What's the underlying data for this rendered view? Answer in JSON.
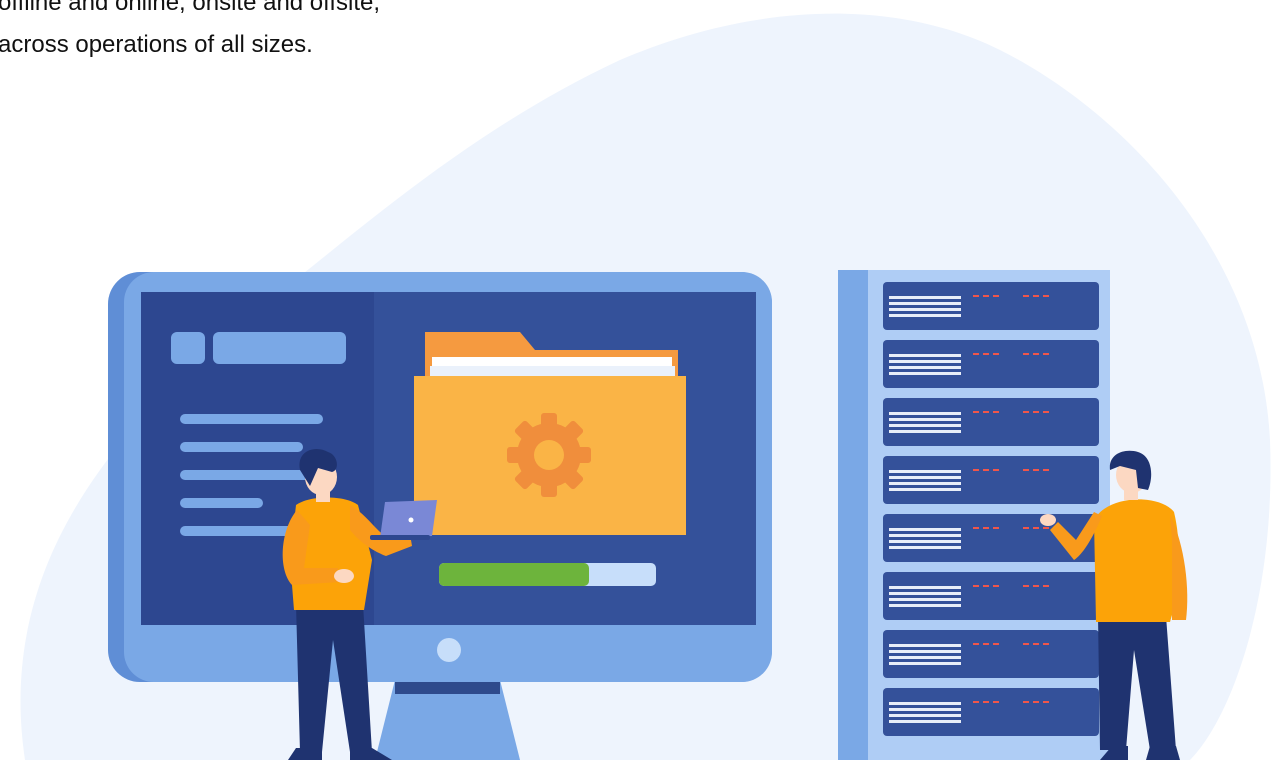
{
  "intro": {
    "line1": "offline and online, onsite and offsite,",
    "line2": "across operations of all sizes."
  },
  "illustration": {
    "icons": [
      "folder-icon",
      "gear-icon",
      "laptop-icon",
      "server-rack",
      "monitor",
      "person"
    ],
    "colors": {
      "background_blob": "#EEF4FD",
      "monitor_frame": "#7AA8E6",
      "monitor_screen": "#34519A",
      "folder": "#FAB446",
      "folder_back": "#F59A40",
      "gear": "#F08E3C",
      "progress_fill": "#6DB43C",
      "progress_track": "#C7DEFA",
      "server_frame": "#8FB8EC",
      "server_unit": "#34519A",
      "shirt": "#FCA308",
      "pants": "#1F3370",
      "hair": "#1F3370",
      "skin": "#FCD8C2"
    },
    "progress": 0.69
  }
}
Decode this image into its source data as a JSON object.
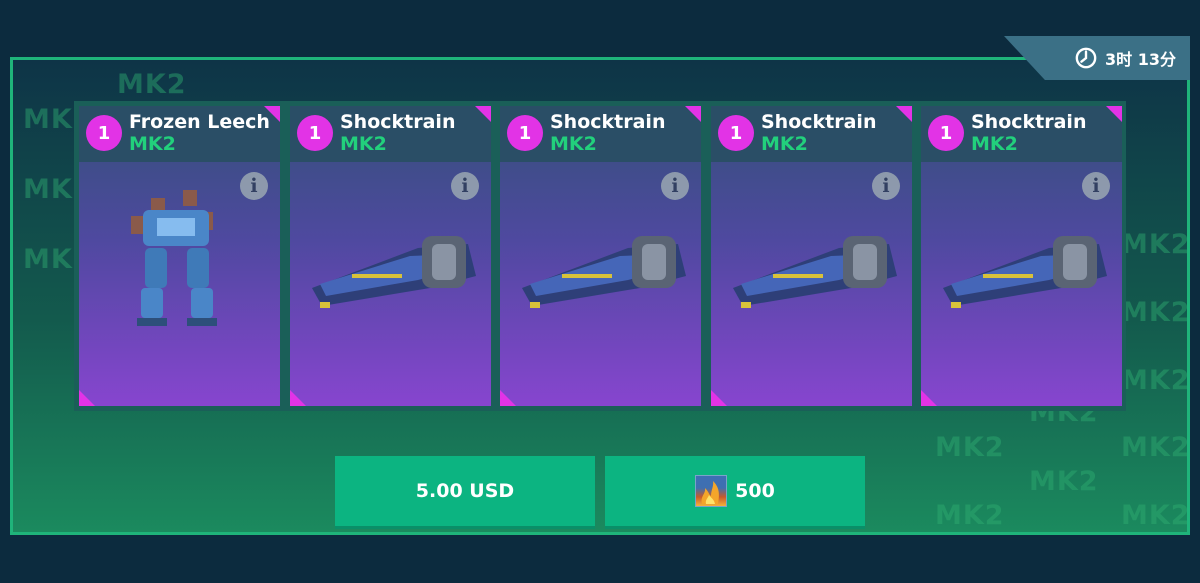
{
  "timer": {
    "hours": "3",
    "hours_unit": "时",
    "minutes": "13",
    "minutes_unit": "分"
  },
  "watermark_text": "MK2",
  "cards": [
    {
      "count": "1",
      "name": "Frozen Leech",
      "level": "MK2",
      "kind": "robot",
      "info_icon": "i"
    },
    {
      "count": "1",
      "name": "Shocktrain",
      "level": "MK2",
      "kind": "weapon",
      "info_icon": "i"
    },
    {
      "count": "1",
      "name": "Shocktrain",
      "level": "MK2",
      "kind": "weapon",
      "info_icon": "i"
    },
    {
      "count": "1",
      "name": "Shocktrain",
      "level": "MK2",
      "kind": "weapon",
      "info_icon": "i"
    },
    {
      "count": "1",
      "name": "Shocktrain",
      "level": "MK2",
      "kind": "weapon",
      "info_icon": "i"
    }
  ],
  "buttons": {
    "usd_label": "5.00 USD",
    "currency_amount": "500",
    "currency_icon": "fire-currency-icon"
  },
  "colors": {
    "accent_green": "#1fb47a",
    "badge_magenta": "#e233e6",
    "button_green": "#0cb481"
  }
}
---
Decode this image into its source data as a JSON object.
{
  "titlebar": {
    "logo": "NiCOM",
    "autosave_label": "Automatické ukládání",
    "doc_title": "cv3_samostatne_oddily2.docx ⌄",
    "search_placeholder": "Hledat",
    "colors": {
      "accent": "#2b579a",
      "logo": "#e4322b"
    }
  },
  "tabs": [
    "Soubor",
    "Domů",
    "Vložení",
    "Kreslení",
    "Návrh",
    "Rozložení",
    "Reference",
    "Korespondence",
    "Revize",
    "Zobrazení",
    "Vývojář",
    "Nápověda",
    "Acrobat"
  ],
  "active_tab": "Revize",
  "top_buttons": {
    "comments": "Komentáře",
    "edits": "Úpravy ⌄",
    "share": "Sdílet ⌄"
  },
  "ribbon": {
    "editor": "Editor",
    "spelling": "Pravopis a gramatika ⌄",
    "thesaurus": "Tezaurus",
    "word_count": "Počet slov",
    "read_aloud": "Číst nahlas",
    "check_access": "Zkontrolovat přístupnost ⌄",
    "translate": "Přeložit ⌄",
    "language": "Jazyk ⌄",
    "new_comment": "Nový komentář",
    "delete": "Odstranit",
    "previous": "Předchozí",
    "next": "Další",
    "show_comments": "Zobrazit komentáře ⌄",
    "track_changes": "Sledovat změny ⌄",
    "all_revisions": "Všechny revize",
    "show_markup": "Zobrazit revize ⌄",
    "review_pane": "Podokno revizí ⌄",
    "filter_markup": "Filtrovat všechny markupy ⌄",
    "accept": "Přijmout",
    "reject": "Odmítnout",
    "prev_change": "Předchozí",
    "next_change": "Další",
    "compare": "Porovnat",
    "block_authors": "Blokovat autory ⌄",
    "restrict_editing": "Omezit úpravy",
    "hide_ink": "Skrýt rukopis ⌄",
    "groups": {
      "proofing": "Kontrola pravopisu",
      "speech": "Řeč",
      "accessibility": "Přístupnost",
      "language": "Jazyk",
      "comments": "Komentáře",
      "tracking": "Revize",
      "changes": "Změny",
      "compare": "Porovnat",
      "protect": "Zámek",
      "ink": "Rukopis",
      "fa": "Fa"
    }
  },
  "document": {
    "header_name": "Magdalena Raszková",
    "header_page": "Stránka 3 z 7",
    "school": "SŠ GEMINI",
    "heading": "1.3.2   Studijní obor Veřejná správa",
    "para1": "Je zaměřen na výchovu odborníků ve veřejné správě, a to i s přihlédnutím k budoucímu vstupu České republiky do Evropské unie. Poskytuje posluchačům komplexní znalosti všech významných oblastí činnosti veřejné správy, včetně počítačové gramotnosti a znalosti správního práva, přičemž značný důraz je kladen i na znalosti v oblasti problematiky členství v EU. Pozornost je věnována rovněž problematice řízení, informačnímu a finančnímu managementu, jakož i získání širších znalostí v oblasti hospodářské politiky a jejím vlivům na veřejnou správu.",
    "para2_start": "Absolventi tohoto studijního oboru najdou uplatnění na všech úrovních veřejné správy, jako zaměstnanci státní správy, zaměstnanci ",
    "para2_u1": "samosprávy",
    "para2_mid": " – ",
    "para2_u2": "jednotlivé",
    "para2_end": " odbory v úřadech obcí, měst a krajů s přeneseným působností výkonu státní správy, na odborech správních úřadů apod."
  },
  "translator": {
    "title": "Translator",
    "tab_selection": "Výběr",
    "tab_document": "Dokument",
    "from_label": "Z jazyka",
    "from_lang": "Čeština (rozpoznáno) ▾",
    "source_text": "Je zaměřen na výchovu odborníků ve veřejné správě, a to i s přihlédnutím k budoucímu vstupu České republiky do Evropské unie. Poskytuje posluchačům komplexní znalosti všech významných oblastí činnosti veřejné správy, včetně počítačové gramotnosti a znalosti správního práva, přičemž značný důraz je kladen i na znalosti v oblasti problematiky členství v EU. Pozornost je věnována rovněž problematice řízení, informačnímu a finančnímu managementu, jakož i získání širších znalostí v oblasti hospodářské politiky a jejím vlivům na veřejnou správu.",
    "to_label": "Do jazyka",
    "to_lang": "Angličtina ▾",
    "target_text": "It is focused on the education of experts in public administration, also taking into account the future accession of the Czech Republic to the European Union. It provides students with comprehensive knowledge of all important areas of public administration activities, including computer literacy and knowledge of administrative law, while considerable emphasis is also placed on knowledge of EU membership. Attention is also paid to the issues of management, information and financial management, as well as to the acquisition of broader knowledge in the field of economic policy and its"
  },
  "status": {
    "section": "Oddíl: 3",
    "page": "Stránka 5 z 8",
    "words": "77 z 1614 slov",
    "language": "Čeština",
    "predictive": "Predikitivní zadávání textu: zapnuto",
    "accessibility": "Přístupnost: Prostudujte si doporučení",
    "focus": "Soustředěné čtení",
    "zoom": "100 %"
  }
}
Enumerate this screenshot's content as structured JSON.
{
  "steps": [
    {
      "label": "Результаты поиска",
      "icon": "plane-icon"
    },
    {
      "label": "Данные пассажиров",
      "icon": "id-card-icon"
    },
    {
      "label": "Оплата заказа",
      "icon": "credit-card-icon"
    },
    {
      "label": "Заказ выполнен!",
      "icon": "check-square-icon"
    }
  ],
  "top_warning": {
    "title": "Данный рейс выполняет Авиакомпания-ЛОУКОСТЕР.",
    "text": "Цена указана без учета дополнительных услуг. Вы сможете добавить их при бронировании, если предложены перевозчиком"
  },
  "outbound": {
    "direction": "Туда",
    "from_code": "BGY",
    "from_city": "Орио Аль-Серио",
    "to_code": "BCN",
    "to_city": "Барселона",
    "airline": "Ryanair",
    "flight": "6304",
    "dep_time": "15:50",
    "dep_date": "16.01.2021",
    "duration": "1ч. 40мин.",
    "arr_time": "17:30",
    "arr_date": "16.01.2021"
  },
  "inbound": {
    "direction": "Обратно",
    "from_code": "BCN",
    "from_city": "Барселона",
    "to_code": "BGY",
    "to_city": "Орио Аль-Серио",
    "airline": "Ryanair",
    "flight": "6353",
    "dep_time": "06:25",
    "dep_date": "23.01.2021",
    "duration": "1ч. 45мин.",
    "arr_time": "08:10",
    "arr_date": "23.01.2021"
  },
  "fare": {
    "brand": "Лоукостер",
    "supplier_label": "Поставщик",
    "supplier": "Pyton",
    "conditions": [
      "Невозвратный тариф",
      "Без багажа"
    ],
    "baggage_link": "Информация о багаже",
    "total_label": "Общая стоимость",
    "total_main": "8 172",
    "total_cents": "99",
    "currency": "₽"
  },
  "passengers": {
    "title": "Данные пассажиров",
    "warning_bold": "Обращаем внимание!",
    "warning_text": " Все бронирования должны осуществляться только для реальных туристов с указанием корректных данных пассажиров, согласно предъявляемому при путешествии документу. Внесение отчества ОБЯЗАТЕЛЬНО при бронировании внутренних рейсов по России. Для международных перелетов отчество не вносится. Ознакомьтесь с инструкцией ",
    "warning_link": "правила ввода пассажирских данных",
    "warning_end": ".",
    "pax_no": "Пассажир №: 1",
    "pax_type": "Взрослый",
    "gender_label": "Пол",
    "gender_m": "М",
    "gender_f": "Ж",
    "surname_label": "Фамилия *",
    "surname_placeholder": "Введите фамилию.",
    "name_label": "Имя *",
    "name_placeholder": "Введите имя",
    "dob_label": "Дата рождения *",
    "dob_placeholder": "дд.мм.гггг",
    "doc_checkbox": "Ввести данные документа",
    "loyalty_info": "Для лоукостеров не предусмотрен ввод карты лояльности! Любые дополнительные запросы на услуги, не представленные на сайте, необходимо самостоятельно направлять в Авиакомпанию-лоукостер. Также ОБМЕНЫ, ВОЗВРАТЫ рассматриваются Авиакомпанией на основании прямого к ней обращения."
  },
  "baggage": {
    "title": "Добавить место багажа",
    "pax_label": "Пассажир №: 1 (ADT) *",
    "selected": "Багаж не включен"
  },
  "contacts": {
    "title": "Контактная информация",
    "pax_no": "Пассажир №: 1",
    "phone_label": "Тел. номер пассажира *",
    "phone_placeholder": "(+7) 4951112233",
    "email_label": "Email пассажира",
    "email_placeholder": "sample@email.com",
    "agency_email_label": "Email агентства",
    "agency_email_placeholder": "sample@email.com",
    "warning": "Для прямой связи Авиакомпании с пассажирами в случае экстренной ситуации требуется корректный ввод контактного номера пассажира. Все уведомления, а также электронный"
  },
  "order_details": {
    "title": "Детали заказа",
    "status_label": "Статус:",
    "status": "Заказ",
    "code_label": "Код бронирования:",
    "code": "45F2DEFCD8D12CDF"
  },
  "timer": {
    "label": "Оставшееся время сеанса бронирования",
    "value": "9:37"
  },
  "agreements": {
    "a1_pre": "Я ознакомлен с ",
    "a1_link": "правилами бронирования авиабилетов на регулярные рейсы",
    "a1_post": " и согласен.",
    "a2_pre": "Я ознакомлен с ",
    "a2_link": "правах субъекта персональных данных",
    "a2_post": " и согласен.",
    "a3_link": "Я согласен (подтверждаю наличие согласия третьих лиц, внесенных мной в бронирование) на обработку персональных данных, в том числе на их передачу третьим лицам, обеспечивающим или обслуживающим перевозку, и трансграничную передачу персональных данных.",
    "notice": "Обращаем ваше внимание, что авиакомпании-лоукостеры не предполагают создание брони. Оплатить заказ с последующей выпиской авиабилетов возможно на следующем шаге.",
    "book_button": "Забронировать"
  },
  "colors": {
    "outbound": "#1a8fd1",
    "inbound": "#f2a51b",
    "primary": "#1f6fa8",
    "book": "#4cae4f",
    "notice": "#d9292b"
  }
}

Work instructions - Extract all lines of the records above that include "Čeština".

Exercise solution -
    "from_lang": "Čeština (rozpoznáno) ▾",
    "language": "Čeština",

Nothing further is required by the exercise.